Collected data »
··········
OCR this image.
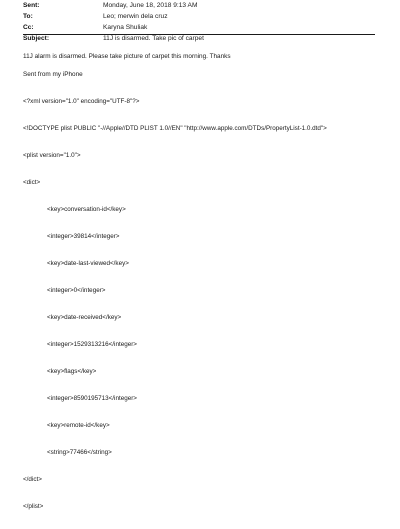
Sent:	Monday, June 18, 2018 9:13 AM
To:	Leo; merwin dela cruz
Cc:	Karyna Shuliak
Subject:	11J is disarmed. Take pic of carpet
11J alarm is disarmed. Please take picture of carpet this morning. Thanks
Sent from my iPhone

<?xml version="1.0" encoding="UTF-8"?>

<!DOCTYPE plist PUBLIC "-//Apple//DTD PLIST 1.0//EN" "http://www.apple.com/DTDs/PropertyList-1.0.dtd">

<plist version="1.0">

<dict>

<key>conversation-id</key>

<integer>39814</integer>

<key>date-last-viewed</key>

<integer>0</integer>

<key>date-received</key>

<integer>1529313216</integer>

<key>flags</key>

<integer>8590195713</integer>

<key>remote-id</key>

<string>77466</string>

</dict>

</plist>
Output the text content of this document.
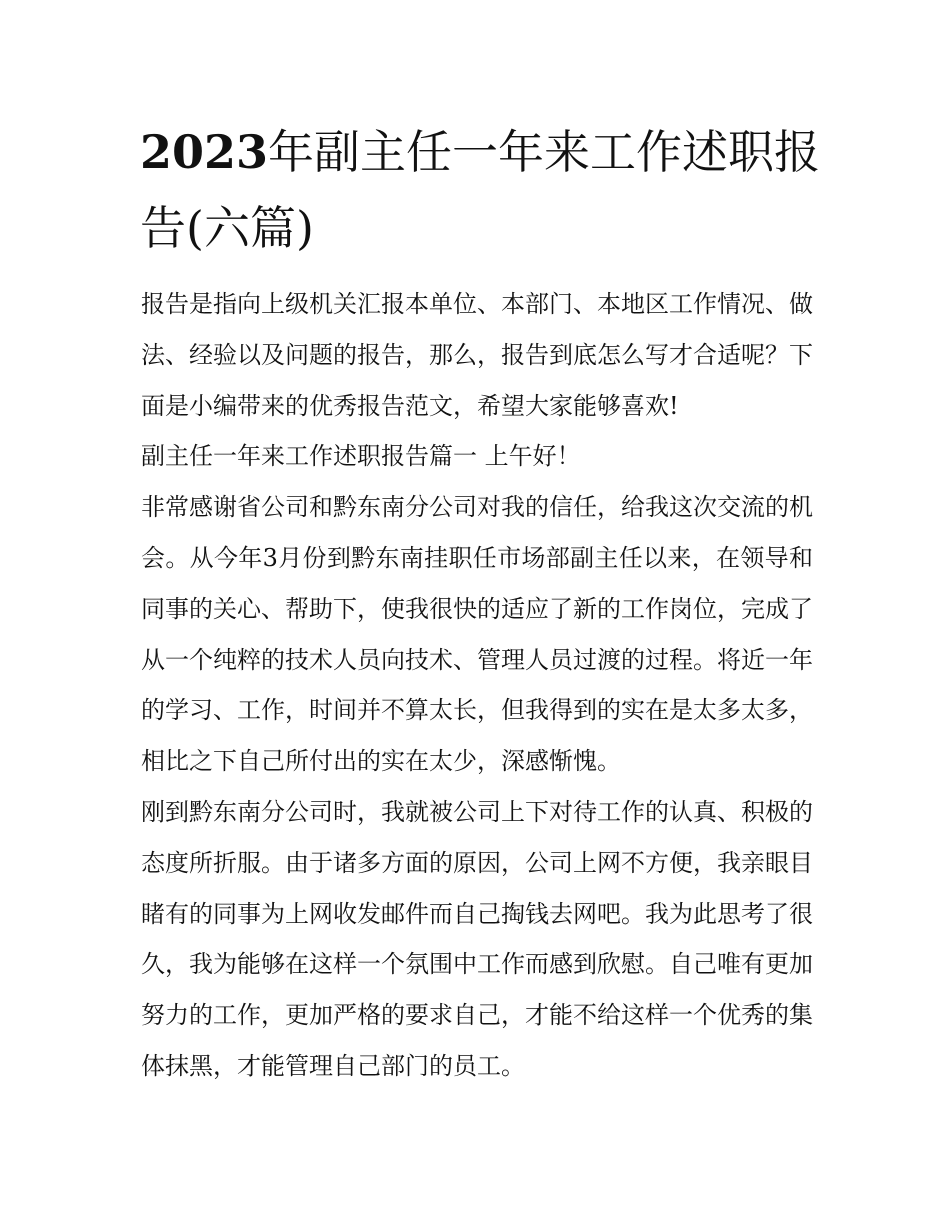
2023年副主任一年来工作述职报告(六篇)

报告是指向上级机关汇报本单位、本部门、本地区工作情况、做法、经验以及问题的报告，那么，报告到底怎么写才合适呢？下面是小编带来的优秀报告范文，希望大家能够喜欢!

副主任一年来工作述职报告篇一 上午好！

非常感谢省公司和黔东南分公司对我的信任，给我这次交流的机会。从今年3月份到黔东南挂职任市场部副主任以来，在领导和同事的关心、帮助下，使我很快的适应了新的工作岗位，完成了从一个纯粹的技术人员向技术、管理人员过渡的过程。将近一年的学习、工作，时间并不算太长，但我得到的实在是太多太多，相比之下自己所付出的实在太少，深感惭愧。

刚到黔东南分公司时，我就被公司上下对待工作的认真、积极的态度所折服。由于诸多方面的原因，公司上网不方便，我亲眼目睹有的同事为上网收发邮件而自己掏钱去网吧。我为此思考了很久，我为能够在这样一个氛围中工作而感到欣慰。自己唯有更加努力的工作，更加严格的要求自己，才能不给这样一个优秀的集体抹黑，才能管理自己部门的员工。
··········
Short task » Print the lines from the one holding "Output the text content of this document." through the last line of the records, word for word, and omit the pictures.

In response »
Output the text content of this document.
2023年副主任一年来工作述职报告(六篇)

报告是指向上级机关汇报本单位、本部门、本地区工作情况、做法、经验以及问题的报告，那么，报告到底怎么写才合适呢？下面是小编带来的优秀报告范文，希望大家能够喜欢!

副主任一年来工作述职报告篇一 上午好！

非常感谢省公司和黔东南分公司对我的信任，给我这次交流的机会。从今年3月份到黔东南挂职任市场部副主任以来，在领导和同事的关心、帮助下，使我很快的适应了新的工作岗位，完成了从一个纯粹的技术人员向技术、管理人员过渡的过程。将近一年的学习、工作，时间并不算太长，但我得到的实在是太多太多，相比之下自己所付出的实在太少，深感惭愧。

刚到黔东南分公司时，我就被公司上下对待工作的认真、积极的态度所折服。由于诸多方面的原因，公司上网不方便，我亲眼目睹有的同事为上网收发邮件而自己掏钱去网吧。我为此思考了很久，我为能够在这样一个氛围中工作而感到欣慰。自己唯有更加努力的工作，更加严格的要求自己，才能不给这样一个优秀的集体抹黑，才能管理自己部门的员工。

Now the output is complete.